Source data
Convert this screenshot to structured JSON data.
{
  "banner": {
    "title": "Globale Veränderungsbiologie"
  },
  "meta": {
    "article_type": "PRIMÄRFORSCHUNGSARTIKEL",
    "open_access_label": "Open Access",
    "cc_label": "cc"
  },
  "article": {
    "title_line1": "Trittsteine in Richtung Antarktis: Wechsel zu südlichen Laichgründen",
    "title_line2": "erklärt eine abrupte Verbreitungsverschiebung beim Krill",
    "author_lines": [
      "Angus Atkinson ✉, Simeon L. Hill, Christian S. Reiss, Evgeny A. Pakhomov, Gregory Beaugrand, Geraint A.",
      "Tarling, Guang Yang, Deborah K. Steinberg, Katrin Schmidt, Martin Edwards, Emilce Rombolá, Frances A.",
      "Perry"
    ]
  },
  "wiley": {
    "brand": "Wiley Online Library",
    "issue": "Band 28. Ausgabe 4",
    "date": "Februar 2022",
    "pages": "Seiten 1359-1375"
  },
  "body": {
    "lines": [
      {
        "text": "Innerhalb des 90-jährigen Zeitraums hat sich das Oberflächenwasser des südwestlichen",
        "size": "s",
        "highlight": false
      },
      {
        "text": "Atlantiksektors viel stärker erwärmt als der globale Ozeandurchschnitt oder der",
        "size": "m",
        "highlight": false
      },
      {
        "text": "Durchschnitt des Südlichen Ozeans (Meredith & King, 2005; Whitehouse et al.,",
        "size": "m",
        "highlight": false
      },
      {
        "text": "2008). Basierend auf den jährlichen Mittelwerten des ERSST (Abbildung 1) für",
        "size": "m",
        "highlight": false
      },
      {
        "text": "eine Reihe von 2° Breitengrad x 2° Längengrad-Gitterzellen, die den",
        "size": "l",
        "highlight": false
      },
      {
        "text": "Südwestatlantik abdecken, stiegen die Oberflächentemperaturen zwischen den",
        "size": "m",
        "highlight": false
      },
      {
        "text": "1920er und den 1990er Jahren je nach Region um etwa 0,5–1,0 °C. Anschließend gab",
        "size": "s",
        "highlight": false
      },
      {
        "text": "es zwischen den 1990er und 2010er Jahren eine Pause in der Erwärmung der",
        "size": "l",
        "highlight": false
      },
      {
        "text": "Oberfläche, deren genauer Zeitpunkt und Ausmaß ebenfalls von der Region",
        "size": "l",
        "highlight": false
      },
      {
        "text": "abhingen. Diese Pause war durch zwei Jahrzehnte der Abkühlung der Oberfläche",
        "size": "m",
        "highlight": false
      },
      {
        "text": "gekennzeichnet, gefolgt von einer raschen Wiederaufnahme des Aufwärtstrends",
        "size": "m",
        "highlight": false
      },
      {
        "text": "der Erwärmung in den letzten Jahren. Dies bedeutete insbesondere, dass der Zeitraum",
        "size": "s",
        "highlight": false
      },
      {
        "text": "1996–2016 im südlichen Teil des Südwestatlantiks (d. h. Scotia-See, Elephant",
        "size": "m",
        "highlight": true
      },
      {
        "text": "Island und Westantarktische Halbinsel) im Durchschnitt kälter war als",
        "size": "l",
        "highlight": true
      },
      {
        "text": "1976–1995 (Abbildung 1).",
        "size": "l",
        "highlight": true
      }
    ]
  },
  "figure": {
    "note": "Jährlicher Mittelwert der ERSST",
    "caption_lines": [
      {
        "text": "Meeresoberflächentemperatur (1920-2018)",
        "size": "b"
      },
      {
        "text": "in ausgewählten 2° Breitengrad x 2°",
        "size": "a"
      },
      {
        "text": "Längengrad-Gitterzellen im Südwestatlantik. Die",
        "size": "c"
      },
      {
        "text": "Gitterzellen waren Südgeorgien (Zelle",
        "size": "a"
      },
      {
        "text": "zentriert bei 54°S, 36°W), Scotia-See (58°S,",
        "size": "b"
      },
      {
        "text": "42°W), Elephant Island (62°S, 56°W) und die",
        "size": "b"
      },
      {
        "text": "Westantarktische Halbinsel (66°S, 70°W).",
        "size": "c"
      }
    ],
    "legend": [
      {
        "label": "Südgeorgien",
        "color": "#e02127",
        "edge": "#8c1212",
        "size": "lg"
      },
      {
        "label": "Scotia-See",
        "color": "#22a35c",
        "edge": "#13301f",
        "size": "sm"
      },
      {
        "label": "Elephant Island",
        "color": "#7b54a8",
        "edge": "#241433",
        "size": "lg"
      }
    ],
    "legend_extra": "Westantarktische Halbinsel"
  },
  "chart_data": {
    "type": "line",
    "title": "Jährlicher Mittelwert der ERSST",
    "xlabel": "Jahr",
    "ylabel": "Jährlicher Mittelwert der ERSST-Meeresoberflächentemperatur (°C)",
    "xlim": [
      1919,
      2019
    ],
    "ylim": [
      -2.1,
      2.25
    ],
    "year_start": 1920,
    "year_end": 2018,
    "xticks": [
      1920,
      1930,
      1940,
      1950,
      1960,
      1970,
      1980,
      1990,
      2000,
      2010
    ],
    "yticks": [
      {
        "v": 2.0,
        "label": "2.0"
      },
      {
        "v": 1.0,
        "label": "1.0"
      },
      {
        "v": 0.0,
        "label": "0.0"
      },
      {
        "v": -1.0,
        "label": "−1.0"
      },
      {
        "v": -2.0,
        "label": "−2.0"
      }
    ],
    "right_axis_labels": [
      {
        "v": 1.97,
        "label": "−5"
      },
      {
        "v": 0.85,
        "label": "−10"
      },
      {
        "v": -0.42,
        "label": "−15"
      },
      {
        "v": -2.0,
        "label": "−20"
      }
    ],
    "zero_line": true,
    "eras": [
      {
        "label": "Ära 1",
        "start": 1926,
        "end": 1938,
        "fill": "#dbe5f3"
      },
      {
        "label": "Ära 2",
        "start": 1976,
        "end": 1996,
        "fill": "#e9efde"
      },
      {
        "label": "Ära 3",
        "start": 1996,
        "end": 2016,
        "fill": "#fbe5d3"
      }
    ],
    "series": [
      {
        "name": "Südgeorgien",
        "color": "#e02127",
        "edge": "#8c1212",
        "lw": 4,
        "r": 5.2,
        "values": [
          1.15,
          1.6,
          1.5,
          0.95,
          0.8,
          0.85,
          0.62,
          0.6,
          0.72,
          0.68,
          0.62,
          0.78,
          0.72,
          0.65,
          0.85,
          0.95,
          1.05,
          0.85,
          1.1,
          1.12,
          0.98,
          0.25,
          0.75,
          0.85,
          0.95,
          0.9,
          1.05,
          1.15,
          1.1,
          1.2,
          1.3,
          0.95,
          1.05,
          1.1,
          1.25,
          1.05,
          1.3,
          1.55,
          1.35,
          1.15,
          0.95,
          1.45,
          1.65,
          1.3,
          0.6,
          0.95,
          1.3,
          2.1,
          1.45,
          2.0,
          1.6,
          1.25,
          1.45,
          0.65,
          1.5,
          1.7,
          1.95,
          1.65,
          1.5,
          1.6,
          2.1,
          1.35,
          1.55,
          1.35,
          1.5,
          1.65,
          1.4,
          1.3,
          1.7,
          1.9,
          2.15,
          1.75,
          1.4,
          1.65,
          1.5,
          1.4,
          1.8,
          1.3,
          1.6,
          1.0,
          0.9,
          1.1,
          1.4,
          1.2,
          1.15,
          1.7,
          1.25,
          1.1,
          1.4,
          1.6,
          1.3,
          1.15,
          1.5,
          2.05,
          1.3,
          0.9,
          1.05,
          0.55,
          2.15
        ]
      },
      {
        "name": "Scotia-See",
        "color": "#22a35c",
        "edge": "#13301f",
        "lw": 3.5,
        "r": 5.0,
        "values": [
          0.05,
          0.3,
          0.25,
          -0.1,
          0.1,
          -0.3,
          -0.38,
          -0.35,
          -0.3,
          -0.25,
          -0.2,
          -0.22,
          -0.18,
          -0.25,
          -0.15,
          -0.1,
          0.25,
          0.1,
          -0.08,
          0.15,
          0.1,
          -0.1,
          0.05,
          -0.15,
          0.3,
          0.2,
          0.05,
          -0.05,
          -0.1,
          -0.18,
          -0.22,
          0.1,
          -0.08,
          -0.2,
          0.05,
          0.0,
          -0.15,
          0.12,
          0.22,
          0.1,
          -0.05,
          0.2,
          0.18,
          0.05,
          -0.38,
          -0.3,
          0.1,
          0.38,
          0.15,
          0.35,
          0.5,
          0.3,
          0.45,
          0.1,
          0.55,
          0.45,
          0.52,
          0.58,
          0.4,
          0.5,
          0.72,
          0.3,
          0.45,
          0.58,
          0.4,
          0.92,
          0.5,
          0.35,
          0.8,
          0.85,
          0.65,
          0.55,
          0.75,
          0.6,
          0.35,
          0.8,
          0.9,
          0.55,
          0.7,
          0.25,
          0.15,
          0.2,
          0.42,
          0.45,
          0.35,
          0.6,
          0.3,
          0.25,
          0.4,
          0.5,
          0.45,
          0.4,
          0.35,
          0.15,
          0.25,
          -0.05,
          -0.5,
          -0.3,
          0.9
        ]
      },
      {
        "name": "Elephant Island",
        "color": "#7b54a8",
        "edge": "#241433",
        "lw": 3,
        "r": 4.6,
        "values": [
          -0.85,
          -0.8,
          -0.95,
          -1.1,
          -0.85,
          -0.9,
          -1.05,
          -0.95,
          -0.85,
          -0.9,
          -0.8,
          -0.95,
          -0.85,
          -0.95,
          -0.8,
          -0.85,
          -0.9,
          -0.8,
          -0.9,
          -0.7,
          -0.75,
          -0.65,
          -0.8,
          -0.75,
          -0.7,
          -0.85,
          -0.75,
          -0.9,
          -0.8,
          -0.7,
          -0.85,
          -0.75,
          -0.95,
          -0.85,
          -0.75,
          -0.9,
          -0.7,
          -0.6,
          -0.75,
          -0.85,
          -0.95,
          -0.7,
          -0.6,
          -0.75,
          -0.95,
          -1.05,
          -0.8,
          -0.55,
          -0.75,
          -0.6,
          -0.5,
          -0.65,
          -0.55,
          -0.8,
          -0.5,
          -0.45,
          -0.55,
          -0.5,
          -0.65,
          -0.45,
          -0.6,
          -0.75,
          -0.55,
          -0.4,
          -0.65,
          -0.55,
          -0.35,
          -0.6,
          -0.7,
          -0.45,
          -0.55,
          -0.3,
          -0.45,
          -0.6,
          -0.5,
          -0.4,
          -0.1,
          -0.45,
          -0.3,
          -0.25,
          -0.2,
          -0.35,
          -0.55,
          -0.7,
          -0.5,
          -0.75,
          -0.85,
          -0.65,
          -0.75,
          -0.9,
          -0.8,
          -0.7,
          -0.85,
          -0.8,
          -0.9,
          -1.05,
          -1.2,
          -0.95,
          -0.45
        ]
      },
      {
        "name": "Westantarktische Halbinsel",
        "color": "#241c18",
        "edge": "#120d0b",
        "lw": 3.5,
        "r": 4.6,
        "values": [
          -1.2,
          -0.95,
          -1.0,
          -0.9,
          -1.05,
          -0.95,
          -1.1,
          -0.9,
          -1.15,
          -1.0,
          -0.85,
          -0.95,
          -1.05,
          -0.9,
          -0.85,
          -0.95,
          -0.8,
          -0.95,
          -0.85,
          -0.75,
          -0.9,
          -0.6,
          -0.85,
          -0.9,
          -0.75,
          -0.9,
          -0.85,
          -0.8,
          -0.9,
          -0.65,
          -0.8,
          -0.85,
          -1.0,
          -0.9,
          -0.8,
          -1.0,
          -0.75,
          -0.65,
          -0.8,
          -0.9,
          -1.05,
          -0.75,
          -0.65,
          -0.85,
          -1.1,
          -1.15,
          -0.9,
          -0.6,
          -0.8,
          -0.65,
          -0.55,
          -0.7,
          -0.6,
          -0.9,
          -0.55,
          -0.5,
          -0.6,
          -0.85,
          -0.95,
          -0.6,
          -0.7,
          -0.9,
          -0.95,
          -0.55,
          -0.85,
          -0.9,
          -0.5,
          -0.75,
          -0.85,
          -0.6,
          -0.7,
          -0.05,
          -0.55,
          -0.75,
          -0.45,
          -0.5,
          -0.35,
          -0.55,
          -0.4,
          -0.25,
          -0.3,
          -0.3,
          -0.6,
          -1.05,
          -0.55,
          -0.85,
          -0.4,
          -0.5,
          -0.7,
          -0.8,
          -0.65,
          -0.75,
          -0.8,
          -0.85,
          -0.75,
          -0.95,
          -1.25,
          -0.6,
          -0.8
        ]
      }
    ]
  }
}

Task details
Provide only the number of lines in the records containing the string "Erwärmung".

Exercise output
2